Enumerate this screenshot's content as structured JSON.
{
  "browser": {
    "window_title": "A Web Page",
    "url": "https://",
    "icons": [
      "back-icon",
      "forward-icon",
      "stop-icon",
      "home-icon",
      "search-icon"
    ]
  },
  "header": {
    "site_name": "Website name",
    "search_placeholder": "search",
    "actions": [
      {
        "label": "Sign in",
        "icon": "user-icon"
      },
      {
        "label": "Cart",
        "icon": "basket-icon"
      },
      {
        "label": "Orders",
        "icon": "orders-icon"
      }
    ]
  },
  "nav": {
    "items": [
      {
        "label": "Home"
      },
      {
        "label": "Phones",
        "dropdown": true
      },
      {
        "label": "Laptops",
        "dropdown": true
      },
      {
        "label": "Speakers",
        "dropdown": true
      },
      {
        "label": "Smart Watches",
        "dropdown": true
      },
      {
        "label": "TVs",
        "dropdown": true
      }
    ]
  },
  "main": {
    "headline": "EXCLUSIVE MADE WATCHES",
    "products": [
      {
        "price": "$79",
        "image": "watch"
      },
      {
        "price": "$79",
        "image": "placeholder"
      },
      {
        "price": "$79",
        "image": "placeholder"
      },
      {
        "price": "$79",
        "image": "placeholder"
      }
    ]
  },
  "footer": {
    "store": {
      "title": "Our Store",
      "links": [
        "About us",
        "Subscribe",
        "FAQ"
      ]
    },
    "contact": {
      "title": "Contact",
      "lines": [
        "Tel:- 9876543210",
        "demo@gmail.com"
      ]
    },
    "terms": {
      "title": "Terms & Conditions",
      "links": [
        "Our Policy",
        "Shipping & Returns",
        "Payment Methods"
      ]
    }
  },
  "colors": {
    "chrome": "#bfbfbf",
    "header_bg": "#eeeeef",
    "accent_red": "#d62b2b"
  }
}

Stated task:
Write out every line of the records exactly.

Correct result:
Enumerate this screenshot's content as structured JSON.
{
  "browser": {
    "window_title": "A Web Page",
    "url": "https://",
    "icons": [
      "back-icon",
      "forward-icon",
      "stop-icon",
      "home-icon",
      "search-icon"
    ]
  },
  "header": {
    "site_name": "Website name",
    "search_placeholder": "search",
    "actions": [
      {
        "label": "Sign in",
        "icon": "user-icon"
      },
      {
        "label": "Cart",
        "icon": "basket-icon"
      },
      {
        "label": "Orders",
        "icon": "orders-icon"
      }
    ]
  },
  "nav": {
    "items": [
      {
        "label": "Home"
      },
      {
        "label": "Phones",
        "dropdown": true
      },
      {
        "label": "Laptops",
        "dropdown": true
      },
      {
        "label": "Speakers",
        "dropdown": true
      },
      {
        "label": "Smart Watches",
        "dropdown": true
      },
      {
        "label": "TVs",
        "dropdown": true
      }
    ]
  },
  "main": {
    "headline": "EXCLUSIVE MADE WATCHES",
    "products": [
      {
        "price": "$79",
        "image": "watch"
      },
      {
        "price": "$79",
        "image": "placeholder"
      },
      {
        "price": "$79",
        "image": "placeholder"
      },
      {
        "price": "$79",
        "image": "placeholder"
      }
    ]
  },
  "footer": {
    "store": {
      "title": "Our Store",
      "links": [
        "About us",
        "Subscribe",
        "FAQ"
      ]
    },
    "contact": {
      "title": "Contact",
      "lines": [
        "Tel:- 9876543210",
        "demo@gmail.com"
      ]
    },
    "terms": {
      "title": "Terms & Conditions",
      "links": [
        "Our Policy",
        "Shipping & Returns",
        "Payment Methods"
      ]
    }
  },
  "colors": {
    "chrome": "#bfbfbf",
    "header_bg": "#eeeeef",
    "accent_red": "#d62b2b"
  }
}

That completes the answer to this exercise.